SET EXERCISE | Wherever the word "Budgets" appears in a line, extract that line.

:::

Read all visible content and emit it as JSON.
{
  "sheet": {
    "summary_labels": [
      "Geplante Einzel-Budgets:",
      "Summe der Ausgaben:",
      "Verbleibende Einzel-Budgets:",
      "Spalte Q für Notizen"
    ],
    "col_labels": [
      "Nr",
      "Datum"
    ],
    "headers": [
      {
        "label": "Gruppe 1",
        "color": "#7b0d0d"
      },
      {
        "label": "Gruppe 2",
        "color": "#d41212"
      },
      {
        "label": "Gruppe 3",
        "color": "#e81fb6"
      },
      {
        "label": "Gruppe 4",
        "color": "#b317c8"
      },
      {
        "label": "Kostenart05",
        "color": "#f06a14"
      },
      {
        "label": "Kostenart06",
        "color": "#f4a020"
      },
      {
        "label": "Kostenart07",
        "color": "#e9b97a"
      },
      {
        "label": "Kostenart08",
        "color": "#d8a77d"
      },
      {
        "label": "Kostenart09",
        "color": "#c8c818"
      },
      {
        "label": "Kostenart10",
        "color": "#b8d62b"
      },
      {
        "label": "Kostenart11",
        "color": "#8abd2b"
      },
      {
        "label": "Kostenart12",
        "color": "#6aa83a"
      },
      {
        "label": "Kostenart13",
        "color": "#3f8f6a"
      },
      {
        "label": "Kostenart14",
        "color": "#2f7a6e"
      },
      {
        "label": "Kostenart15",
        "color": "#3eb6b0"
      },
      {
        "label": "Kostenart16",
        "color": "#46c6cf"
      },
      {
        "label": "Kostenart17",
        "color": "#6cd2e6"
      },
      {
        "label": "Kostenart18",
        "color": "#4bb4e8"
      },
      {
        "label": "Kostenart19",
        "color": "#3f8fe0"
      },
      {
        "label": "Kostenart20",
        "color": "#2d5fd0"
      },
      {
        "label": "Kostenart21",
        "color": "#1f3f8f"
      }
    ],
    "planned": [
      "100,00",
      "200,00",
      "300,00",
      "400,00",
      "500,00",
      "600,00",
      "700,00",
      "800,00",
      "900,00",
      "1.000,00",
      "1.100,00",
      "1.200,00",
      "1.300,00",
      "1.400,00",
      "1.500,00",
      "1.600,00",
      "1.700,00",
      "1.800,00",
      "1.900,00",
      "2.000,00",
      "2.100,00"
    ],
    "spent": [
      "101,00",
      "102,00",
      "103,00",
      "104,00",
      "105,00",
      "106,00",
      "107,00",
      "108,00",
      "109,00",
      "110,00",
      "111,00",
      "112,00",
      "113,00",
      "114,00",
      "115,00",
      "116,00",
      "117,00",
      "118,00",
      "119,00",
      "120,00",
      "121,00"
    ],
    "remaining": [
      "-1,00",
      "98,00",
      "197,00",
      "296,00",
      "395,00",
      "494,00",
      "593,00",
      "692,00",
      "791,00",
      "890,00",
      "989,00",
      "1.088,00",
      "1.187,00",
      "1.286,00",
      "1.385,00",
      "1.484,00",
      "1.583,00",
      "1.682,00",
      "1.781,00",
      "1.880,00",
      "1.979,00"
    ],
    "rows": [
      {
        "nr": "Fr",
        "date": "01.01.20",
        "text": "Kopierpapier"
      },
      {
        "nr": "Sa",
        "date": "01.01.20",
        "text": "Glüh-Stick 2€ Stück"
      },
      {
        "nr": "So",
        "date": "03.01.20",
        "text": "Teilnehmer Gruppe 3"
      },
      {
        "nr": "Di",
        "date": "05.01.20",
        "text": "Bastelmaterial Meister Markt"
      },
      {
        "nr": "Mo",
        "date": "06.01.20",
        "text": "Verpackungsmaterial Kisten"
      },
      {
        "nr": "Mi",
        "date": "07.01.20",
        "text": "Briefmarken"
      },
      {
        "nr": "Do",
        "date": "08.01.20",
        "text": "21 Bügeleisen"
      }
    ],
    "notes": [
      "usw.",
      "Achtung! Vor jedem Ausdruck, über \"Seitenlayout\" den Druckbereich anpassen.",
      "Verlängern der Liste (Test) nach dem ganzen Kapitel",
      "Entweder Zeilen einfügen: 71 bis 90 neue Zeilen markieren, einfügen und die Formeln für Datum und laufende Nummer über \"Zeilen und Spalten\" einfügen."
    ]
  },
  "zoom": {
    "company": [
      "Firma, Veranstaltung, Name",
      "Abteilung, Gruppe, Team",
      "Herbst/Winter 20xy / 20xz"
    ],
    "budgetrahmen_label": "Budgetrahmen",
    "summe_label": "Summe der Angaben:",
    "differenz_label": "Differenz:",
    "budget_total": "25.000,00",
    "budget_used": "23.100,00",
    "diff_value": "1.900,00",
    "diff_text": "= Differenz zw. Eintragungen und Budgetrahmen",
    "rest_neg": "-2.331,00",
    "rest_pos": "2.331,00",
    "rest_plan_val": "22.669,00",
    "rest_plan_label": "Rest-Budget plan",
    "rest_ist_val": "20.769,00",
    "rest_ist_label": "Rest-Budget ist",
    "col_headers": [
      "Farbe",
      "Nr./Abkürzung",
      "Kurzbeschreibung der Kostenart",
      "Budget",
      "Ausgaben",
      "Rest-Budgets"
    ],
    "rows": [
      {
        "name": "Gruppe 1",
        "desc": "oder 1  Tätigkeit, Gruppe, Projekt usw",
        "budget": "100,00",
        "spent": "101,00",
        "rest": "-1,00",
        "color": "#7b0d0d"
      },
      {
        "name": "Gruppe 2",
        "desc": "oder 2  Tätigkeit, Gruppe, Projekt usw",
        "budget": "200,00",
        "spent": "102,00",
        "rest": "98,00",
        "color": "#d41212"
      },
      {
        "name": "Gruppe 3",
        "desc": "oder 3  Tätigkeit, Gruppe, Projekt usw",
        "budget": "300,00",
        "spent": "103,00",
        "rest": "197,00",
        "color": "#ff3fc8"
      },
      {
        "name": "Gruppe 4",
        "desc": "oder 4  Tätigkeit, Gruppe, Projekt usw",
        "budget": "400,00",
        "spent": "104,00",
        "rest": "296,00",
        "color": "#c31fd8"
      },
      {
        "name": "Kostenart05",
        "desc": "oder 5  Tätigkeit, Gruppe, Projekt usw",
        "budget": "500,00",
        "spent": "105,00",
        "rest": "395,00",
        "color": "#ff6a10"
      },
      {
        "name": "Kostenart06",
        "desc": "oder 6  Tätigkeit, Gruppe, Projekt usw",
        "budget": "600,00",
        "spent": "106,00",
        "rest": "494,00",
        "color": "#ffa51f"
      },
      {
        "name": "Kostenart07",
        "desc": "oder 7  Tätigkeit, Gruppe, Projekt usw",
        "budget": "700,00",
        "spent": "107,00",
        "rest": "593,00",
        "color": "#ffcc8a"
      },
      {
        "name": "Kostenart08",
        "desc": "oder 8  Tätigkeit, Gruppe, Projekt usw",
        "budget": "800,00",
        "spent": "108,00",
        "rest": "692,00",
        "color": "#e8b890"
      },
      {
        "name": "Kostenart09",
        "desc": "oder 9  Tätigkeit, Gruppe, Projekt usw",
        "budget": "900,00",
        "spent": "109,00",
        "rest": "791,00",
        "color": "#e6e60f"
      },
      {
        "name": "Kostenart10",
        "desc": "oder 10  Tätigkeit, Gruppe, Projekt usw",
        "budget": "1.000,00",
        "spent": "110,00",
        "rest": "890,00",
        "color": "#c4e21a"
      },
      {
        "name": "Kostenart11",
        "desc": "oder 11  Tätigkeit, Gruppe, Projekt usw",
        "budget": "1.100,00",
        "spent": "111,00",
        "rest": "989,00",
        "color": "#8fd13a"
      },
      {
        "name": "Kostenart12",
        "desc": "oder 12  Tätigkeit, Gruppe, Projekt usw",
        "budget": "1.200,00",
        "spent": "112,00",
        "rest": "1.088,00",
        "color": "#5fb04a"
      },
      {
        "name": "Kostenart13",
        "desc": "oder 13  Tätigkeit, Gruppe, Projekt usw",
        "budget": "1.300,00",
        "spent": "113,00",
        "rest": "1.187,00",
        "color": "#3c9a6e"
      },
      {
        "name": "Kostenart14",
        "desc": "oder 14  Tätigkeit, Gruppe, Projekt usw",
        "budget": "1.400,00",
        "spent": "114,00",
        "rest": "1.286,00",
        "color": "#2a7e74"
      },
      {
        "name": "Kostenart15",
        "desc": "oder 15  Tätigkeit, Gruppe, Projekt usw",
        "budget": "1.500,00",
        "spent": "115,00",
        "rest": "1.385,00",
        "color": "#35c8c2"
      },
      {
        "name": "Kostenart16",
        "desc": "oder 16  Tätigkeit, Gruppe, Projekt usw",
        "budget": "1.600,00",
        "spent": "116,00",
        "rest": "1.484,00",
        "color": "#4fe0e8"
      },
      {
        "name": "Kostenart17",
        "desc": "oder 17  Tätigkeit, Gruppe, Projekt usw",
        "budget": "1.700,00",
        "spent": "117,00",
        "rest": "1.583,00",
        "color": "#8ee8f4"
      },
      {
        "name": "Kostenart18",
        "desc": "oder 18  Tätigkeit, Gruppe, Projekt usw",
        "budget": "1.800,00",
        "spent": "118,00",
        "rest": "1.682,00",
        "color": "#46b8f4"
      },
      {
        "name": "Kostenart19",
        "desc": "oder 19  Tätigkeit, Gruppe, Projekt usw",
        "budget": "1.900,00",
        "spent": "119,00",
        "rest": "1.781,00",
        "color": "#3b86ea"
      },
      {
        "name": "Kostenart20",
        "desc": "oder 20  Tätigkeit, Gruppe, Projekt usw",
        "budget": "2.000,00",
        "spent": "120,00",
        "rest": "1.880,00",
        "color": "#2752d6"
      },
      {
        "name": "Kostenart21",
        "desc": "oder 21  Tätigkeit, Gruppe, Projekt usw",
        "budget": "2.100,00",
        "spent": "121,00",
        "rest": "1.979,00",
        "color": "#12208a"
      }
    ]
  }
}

:::

COMPLETED EXERCISE |
      "Geplante Einzel-Budgets:",
      "Verbleibende Einzel-Budgets:",
      "Rest-Budgets"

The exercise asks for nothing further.